— WHAT YOU HAVE TO DO —
Go over the entries and report the lines where the word "target" occurs.

— DATA FOR THIS TASK —
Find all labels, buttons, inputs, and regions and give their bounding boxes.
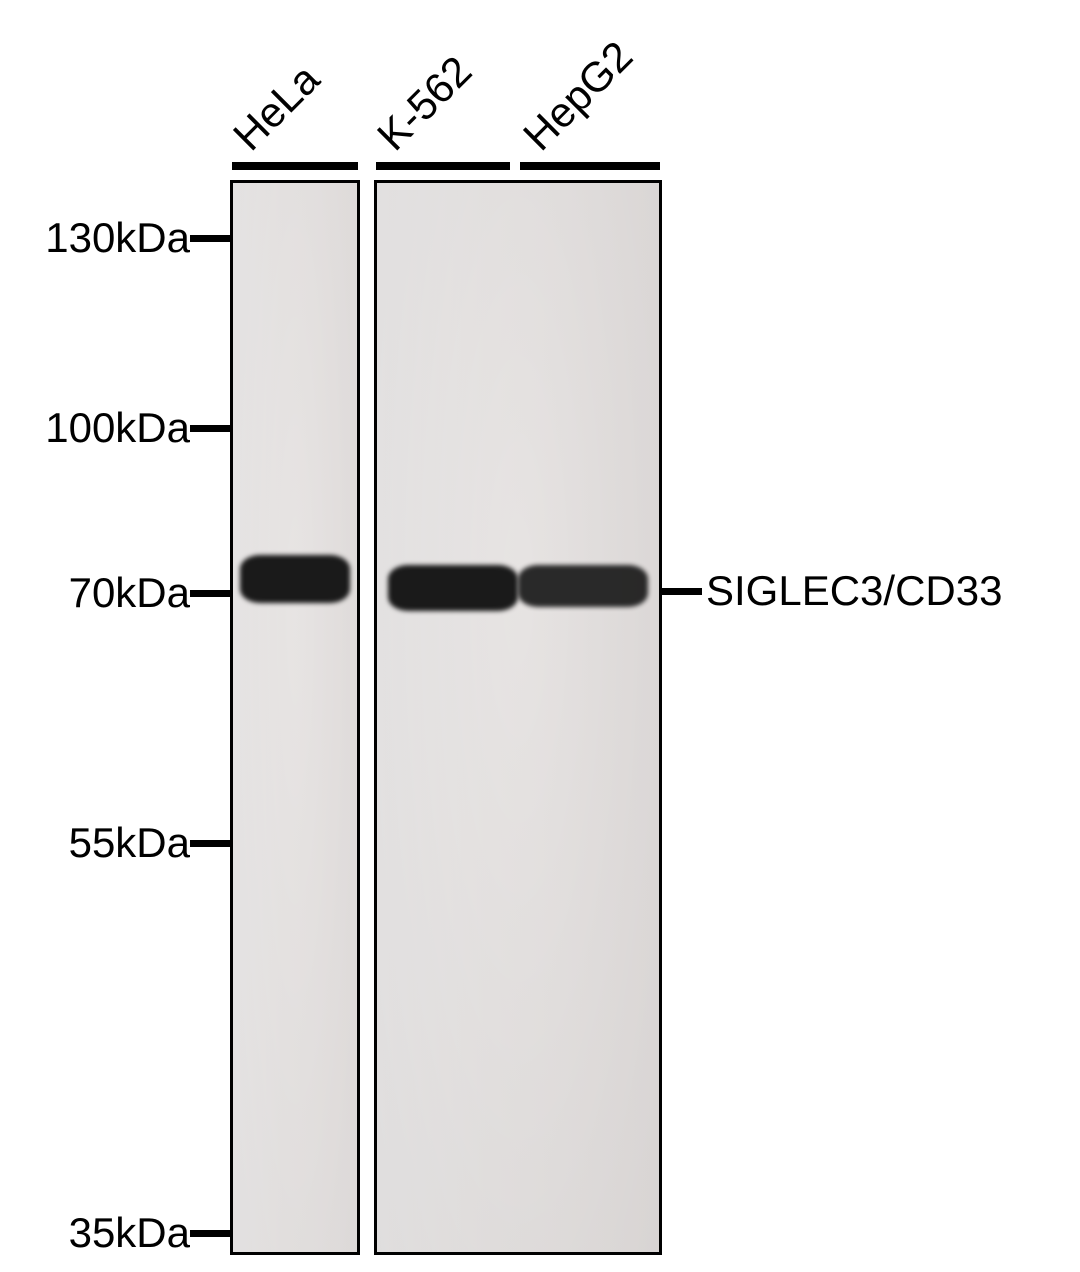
blot-panel-2 — [374, 180, 662, 1255]
marker-tick — [190, 425, 230, 432]
marker-tick — [190, 840, 230, 847]
blot-panel-1 — [230, 180, 360, 1255]
protein-band — [240, 555, 349, 603]
protein-band — [388, 565, 518, 611]
lane-header-bar — [520, 162, 660, 170]
marker-label: 70kDa — [69, 569, 190, 617]
marker-tick — [190, 235, 230, 242]
marker-label: 55kDa — [69, 819, 190, 867]
target-tick — [662, 588, 702, 595]
marker-label: 100kDa — [45, 404, 190, 452]
lane-header-bar — [232, 162, 358, 170]
lane-header-bar — [376, 162, 510, 170]
western-blot-figure: HeLa K-562 HepG2 130kDa 100kDa 70kDa 55k… — [0, 0, 1080, 1272]
marker-tick — [190, 590, 230, 597]
lane-label: K-562 — [368, 47, 481, 160]
protein-band — [518, 565, 648, 607]
target-label: SIGLEC3/CD33 — [706, 567, 1002, 615]
lane-label: HeLa — [224, 55, 329, 160]
marker-label: 130kDa — [45, 214, 190, 262]
membrane-shading — [233, 183, 357, 1252]
lane-label: HepG2 — [514, 32, 642, 160]
marker-tick — [190, 1230, 230, 1237]
membrane-shading — [377, 183, 659, 1252]
marker-label: 35kDa — [69, 1209, 190, 1257]
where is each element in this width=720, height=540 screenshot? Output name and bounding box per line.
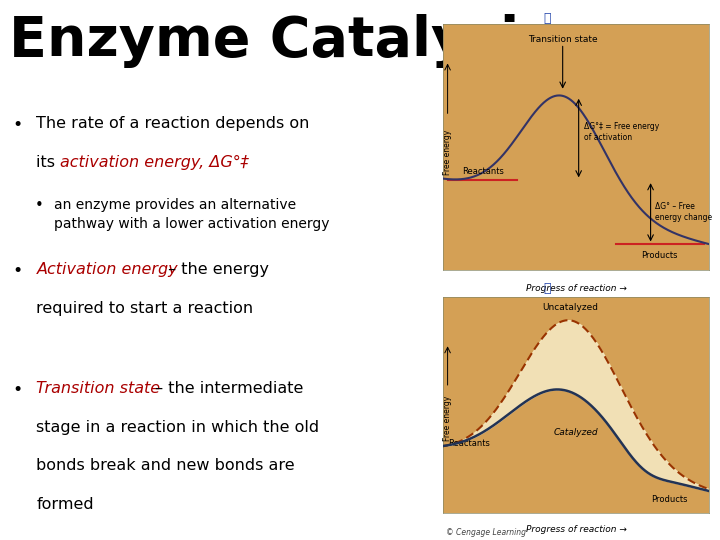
Text: © Cengage Learning: © Cengage Learning [446,528,526,537]
Text: Uncatalyzed: Uncatalyzed [543,303,598,312]
Text: Free energy: Free energy [443,395,452,441]
Text: Reactants: Reactants [449,440,490,448]
Text: ΔG° – Free
energy change: ΔG° – Free energy change [654,202,711,222]
Text: Catalyzed: Catalyzed [554,428,598,437]
Text: •: • [13,116,23,134]
Text: The rate of a reaction depends on: The rate of a reaction depends on [37,116,310,131]
Text: Products: Products [652,495,688,504]
Text: required to start a reaction: required to start a reaction [37,301,253,316]
Text: Ⓑ: Ⓑ [544,282,551,295]
Text: Free energy: Free energy [443,130,452,175]
Text: Progress of reaction →: Progress of reaction → [526,285,626,293]
Text: an enzyme provides an alternative
pathway with a lower activation energy: an enzyme provides an alternative pathwa… [53,198,329,231]
Text: bonds break and new bonds are: bonds break and new bonds are [37,458,295,474]
Text: stage in a reaction in which the old: stage in a reaction in which the old [37,420,320,435]
Text: •: • [35,198,43,213]
Text: formed: formed [37,497,94,512]
Text: •: • [13,262,23,280]
Text: Ⓐ: Ⓐ [544,12,551,25]
Text: Transition state: Transition state [37,381,161,396]
Text: activation energy, ΔG°‡: activation energy, ΔG°‡ [60,155,248,170]
Text: Progress of reaction →: Progress of reaction → [526,525,626,534]
Text: Products: Products [641,251,678,260]
Text: Reactants: Reactants [462,167,504,176]
Text: Enzyme Catalysis: Enzyme Catalysis [9,14,552,68]
Text: Activation energy: Activation energy [37,262,178,277]
Text: ΔG°‡ = Free energy
of activation: ΔG°‡ = Free energy of activation [584,122,660,141]
Text: •: • [13,381,23,399]
Text: – the intermediate: – the intermediate [150,381,303,396]
Text: its: its [37,155,60,170]
Text: Transition state: Transition state [528,35,598,44]
Text: – the energy: – the energy [163,262,269,277]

— WORKED SOLUTION —
target-tick — [662, 588, 702, 595]
target-label: SIGLEC3/CD33 — [706, 567, 1002, 615]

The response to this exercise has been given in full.